The request
Your task is to transcribe the data in full.

— Begin Data for this task —

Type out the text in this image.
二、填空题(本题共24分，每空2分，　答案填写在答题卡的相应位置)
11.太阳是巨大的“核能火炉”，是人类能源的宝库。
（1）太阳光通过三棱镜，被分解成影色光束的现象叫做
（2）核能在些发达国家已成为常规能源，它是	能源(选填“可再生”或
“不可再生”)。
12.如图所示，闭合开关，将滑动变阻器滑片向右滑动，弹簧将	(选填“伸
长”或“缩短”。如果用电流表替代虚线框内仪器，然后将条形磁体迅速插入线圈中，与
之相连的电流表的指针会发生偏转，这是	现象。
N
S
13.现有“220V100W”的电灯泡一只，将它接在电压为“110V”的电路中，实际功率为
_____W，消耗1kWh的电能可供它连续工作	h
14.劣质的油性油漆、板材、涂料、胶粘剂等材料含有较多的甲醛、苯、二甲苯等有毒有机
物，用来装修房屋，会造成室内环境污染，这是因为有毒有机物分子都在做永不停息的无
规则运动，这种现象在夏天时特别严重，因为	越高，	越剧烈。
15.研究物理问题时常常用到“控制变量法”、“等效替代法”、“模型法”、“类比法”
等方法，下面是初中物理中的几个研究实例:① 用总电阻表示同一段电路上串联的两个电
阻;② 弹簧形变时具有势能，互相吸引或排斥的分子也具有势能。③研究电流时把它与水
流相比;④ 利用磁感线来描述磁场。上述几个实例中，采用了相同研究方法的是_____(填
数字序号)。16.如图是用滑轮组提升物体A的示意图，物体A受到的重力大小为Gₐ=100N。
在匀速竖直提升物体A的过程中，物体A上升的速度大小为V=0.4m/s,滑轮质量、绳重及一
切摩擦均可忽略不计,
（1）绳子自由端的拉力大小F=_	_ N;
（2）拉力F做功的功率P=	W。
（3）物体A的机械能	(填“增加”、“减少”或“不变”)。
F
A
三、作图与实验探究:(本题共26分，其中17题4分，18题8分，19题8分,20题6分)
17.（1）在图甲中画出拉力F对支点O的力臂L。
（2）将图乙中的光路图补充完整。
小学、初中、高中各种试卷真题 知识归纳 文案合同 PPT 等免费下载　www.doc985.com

— End Data for this task —

Full solution
Type out the text in this image.
二、填空题(本题共24分，每空2分，　答案填写在答题卡的相应位置)
11.太阳是巨大的“核能火炉”，是人类能源的宝库。
（1）太阳光通过三棱镜，被分解成影色光束的现象叫做
（2）核能在些发达国家已成为常规能源，它是	能源(选填“可再生”或
“不可再生”)。
12.如图所示，闭合开关，将滑动变阻器滑片向右滑动，弹簧将	(选填“伸
长”或“缩短”。如果用电流表替代虚线框内仪器，然后将条形磁体迅速插入线圈中，与
之相连的电流表的指针会发生偏转，这是	现象。
N
S
13.现有“220V100W”的电灯泡一只，将它接在电压为“110V”的电路中，实际功率为
_____W，消耗1kWh的电能可供它连续工作	h
14.劣质的油性油漆、板材、涂料、胶粘剂等材料含有较多的甲醛、苯、二甲苯等有毒有机
物，用来装修房屋，会造成室内环境污染，这是因为有毒有机物分子都在做永不停息的无
规则运动，这种现象在夏天时特别严重，因为	越高，	越剧烈。
15.研究物理问题时常常用到“控制变量法”、“等效替代法”、“模型法”、“类比法”
等方法，下面是初中物理中的几个研究实例:① 用总电阻表示同一段电路上串联的两个电
阻;② 弹簧形变时具有势能，互相吸引或排斥的分子也具有势能。③研究电流时把它与水
流相比;④ 利用磁感线来描述磁场。上述几个实例中，采用了相同研究方法的是_____(填
数字序号)。16.如图是用滑轮组提升物体A的示意图，物体A受到的重力大小为Gₐ=100N。
在匀速竖直提升物体A的过程中，物体A上升的速度大小为V=0.4m/s,滑轮质量、绳重及一
切摩擦均可忽略不计,
（1）绳子自由端的拉力大小F=_	_ N;
（2）拉力F做功的功率P=	W。
（3）物体A的机械能	(填“增加”、“减少”或“不变”)。
F
A
三、作图与实验探究:(本题共26分，其中17题4分，18题8分，19题8分,20题6分)
17.（1）在图甲中画出拉力F对支点O的力臂L。
（2）将图乙中的光路图补充完整。
小学、初中、高中各种试卷真题 知识归纳 文案合同 PPT 等免费下载　www.doc985.com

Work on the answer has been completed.